Description of the task.
Make an exact copy of the lines, leaving the pictures out.

Data provided.
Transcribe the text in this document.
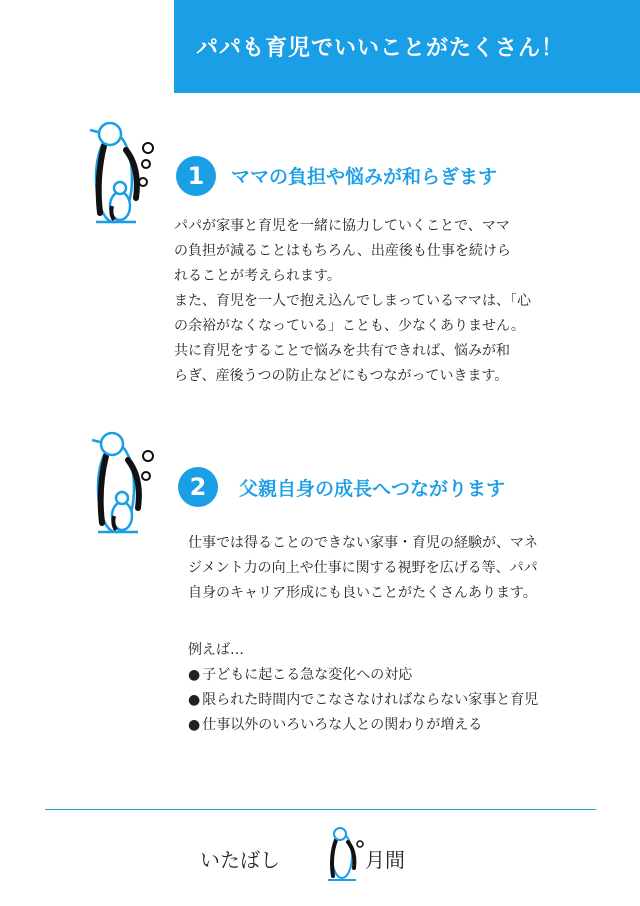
パパも育児でいいことがたくさん！
1	ママの負担や悩みが和らぎます

パパが家事と育児を一緒に協力していくことで、ママ

の負担が減ることはもちろん、出産後も仕事を続けら

れることが考えられます。

また、育児を一人で抱え込んでしまっているママは、「心

の余裕がなくなっている」ことも、少なくありません。

共に育児をすることで悩みを共有できれば、悩みが和

らぎ、産後うつの防止などにもつながっていきます。

2	父親自身の成長へつながります

仕事では得ることのできない家事・育児の経験が、マネ

ジメント力の向上や仕事に関する視野を広げる等、パパ

自身のキャリア形成にも良いことがたくさんあります。

例えば…
● 子どもに起こる急な変化への対応
● 限られた時間内でこなさなければならない家事と育児
● 仕事以外のいろいろな人との関わりが増える
いたばし	月間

Exercise output.
Transcribe the text in this document.
パパも育児でいいことがたくさん！
1	ママの負担や悩みが和らぎます

パパが家事と育児を一緒に協力していくことで、ママ

の負担が減ることはもちろん、出産後も仕事を続けら

れることが考えられます。

また、育児を一人で抱え込んでしまっているママは、「心

の余裕がなくなっている」ことも、少なくありません。

共に育児をすることで悩みを共有できれば、悩みが和

らぎ、産後うつの防止などにもつながっていきます。

2	父親自身の成長へつながります

仕事では得ることのできない家事・育児の経験が、マネ

ジメント力の向上や仕事に関する視野を広げる等、パパ

自身のキャリア形成にも良いことがたくさんあります。

例えば…
● 子どもに起こる急な変化への対応
● 限られた時間内でこなさなければならない家事と育児
● 仕事以外のいろいろな人との関わりが増える
いたばし	月間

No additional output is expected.